What this task involves:
Search the records that follow and extract every line containing the string "title".

## Start Records to use

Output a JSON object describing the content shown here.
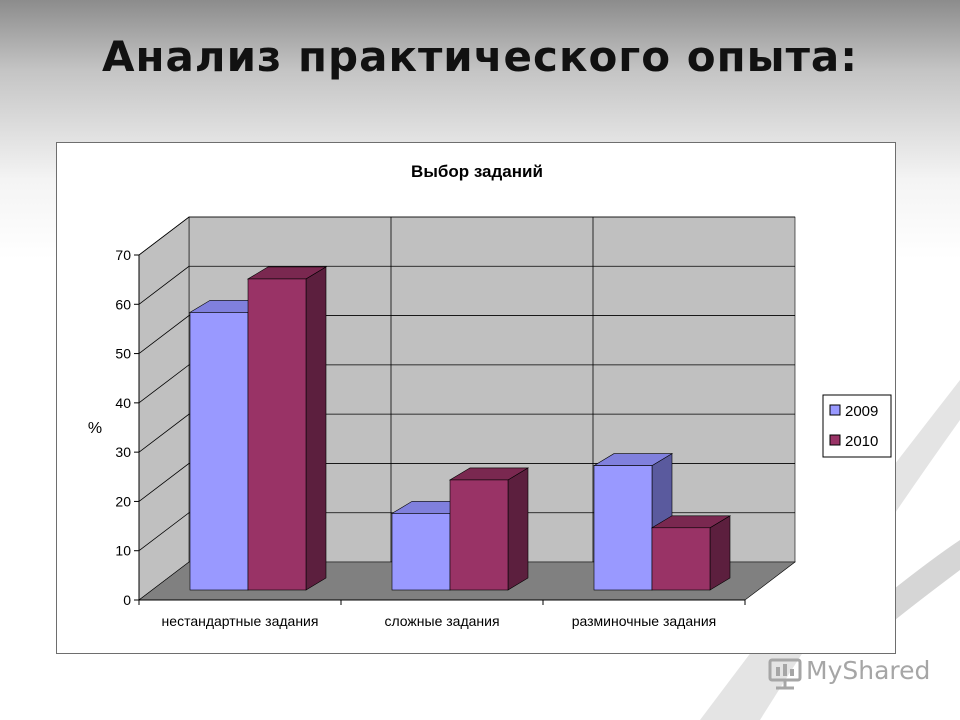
{
  "slide": {
    "title": "Анализ практического опыта:"
  },
  "chart_data": {
    "type": "bar",
    "title": "Выбор заданий",
    "ylabel": "%",
    "xlabel": "",
    "categories": [
      "нестандартные задания",
      "сложные задания",
      "разминочные задания"
    ],
    "series": [
      {
        "name": "2009",
        "values": [
          58,
          16,
          26
        ],
        "color": "#9999ff",
        "top": "#8080dd",
        "side": "#5a5a9e"
      },
      {
        "name": "2010",
        "values": [
          65,
          23,
          13
        ],
        "color": "#993366",
        "top": "#7a2850",
        "side": "#5c1f3e"
      }
    ],
    "ylim": [
      0,
      70
    ],
    "yticks": [
      0,
      10,
      20,
      30,
      40,
      50,
      60,
      70
    ],
    "grid": true,
    "legend": "right",
    "wall_color": "#c0c0c0",
    "floor_color": "#808080"
  },
  "watermark": {
    "text": "MyShared",
    "icon": "presentation-icon"
  }
}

## End Records to use

Output below:
    "title": "Анализ практического опыта:"
    "title": "Выбор заданий",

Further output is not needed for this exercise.